Records provided:
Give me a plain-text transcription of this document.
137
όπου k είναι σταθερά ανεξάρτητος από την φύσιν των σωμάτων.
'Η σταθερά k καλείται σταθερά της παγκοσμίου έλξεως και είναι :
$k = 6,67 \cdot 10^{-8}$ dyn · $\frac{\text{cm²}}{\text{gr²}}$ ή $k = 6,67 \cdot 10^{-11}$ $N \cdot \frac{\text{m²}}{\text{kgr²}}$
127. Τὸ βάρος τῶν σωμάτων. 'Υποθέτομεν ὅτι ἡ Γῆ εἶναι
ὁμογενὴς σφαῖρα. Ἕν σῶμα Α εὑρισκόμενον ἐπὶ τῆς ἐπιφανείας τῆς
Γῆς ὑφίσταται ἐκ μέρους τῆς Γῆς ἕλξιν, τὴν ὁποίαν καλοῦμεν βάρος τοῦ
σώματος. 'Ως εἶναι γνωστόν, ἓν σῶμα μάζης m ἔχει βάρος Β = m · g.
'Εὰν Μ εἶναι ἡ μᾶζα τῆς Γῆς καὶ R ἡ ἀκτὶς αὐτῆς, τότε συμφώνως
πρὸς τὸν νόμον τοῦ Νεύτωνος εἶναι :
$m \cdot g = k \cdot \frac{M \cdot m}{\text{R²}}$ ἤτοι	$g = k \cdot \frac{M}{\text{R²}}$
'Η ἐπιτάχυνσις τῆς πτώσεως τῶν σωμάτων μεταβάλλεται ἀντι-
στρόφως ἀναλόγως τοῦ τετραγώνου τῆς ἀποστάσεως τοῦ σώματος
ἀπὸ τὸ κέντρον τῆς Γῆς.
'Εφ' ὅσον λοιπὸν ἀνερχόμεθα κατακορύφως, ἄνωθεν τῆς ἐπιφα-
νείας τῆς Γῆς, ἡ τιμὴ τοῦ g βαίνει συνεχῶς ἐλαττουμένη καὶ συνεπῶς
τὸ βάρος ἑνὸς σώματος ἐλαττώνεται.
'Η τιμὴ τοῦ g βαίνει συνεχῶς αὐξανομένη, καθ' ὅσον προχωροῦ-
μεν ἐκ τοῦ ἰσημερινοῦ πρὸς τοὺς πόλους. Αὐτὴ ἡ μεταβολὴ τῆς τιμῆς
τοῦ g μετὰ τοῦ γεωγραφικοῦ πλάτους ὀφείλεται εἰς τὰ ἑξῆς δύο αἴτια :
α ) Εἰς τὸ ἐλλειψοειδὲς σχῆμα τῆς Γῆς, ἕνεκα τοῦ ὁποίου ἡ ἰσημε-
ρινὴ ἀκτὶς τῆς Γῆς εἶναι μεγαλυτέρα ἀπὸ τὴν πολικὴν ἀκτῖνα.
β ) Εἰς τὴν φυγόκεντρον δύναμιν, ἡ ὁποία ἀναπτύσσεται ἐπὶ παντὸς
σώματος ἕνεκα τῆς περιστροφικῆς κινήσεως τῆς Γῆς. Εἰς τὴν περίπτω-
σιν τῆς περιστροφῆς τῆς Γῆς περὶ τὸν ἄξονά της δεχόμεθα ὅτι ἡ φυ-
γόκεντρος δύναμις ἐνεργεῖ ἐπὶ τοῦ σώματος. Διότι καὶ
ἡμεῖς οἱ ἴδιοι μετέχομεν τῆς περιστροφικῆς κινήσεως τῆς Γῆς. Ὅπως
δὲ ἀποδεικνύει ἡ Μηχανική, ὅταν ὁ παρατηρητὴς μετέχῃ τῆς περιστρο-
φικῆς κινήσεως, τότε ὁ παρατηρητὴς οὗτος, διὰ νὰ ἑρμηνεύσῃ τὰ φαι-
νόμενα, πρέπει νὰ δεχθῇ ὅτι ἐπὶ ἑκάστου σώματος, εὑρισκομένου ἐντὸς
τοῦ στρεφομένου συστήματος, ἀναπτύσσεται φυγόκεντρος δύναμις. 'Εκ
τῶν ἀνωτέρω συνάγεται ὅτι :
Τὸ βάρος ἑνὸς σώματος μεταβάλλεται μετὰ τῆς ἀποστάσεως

Aim:
Copy every line of the listing that includes the string "τότε".

The output:
'Εὰν Μ εἶναι ἡ μᾶζα τῆς Γῆς καὶ R ἡ ἀκτὶς αὐτῆς, τότε συμφώνως
φικῆς κινήσεως, τότε ὁ παρατηρητὴς οὗτος, διὰ νὰ ἑρμηνεύσῃ τὰ φαι-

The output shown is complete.